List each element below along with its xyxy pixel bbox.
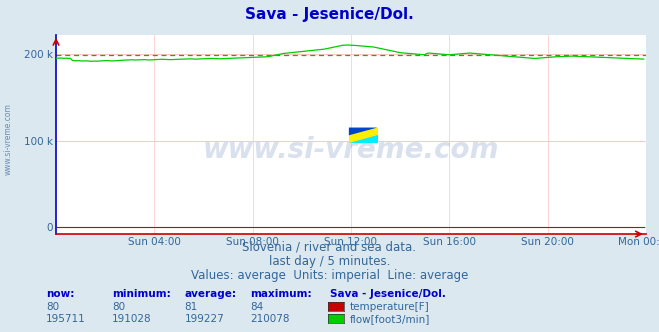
Text: 81: 81 <box>185 302 198 312</box>
Polygon shape <box>349 127 378 135</box>
Text: 84: 84 <box>250 302 264 312</box>
Text: 191028: 191028 <box>112 314 152 324</box>
Text: 195711: 195711 <box>46 314 86 324</box>
Text: 80: 80 <box>46 302 59 312</box>
Text: www.si-vreme.com: www.si-vreme.com <box>3 104 13 175</box>
Text: flow[foot3/min]: flow[foot3/min] <box>349 314 430 324</box>
Text: maximum:: maximum: <box>250 289 312 299</box>
Polygon shape <box>349 135 378 143</box>
Text: Sava - Jesenice/Dol.: Sava - Jesenice/Dol. <box>330 289 445 299</box>
FancyBboxPatch shape <box>349 127 378 143</box>
Text: last day / 5 minutes.: last day / 5 minutes. <box>269 255 390 268</box>
Text: temperature[F]: temperature[F] <box>349 302 429 312</box>
Text: 210078: 210078 <box>250 314 290 324</box>
Text: www.si-vreme.com: www.si-vreme.com <box>203 136 499 164</box>
Text: average:: average: <box>185 289 237 299</box>
Text: Slovenia / river and sea data.: Slovenia / river and sea data. <box>243 241 416 254</box>
Text: Sava - Jesenice/Dol.: Sava - Jesenice/Dol. <box>245 7 414 23</box>
Text: minimum:: minimum: <box>112 289 171 299</box>
Text: now:: now: <box>46 289 74 299</box>
Text: 199227: 199227 <box>185 314 224 324</box>
Text: Values: average  Units: imperial  Line: average: Values: average Units: imperial Line: av… <box>191 269 468 282</box>
Text: 80: 80 <box>112 302 125 312</box>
----------
Write out every line above again, word for word, but leave out the picture.

= Result below =
List each element below along with its xyxy pixel bbox.
Text: 81: 81 <box>185 302 198 312</box>
Polygon shape <box>349 127 378 135</box>
Text: 84: 84 <box>250 302 264 312</box>
Text: 191028: 191028 <box>112 314 152 324</box>
Text: 195711: 195711 <box>46 314 86 324</box>
Text: 80: 80 <box>46 302 59 312</box>
Text: www.si-vreme.com: www.si-vreme.com <box>3 104 13 175</box>
Text: flow[foot3/min]: flow[foot3/min] <box>349 314 430 324</box>
Text: maximum:: maximum: <box>250 289 312 299</box>
Polygon shape <box>349 135 378 143</box>
Text: Sava - Jesenice/Dol.: Sava - Jesenice/Dol. <box>330 289 445 299</box>
FancyBboxPatch shape <box>349 127 378 143</box>
Text: last day / 5 minutes.: last day / 5 minutes. <box>269 255 390 268</box>
Text: temperature[F]: temperature[F] <box>349 302 429 312</box>
Text: 210078: 210078 <box>250 314 290 324</box>
Text: www.si-vreme.com: www.si-vreme.com <box>203 136 499 164</box>
Text: average:: average: <box>185 289 237 299</box>
Text: Slovenia / river and sea data.: Slovenia / river and sea data. <box>243 241 416 254</box>
Text: Sava - Jesenice/Dol.: Sava - Jesenice/Dol. <box>245 7 414 23</box>
Text: minimum:: minimum: <box>112 289 171 299</box>
Text: now:: now: <box>46 289 74 299</box>
Text: 199227: 199227 <box>185 314 224 324</box>
Text: Values: average  Units: imperial  Line: average: Values: average Units: imperial Line: av… <box>191 269 468 282</box>
Text: 80: 80 <box>112 302 125 312</box>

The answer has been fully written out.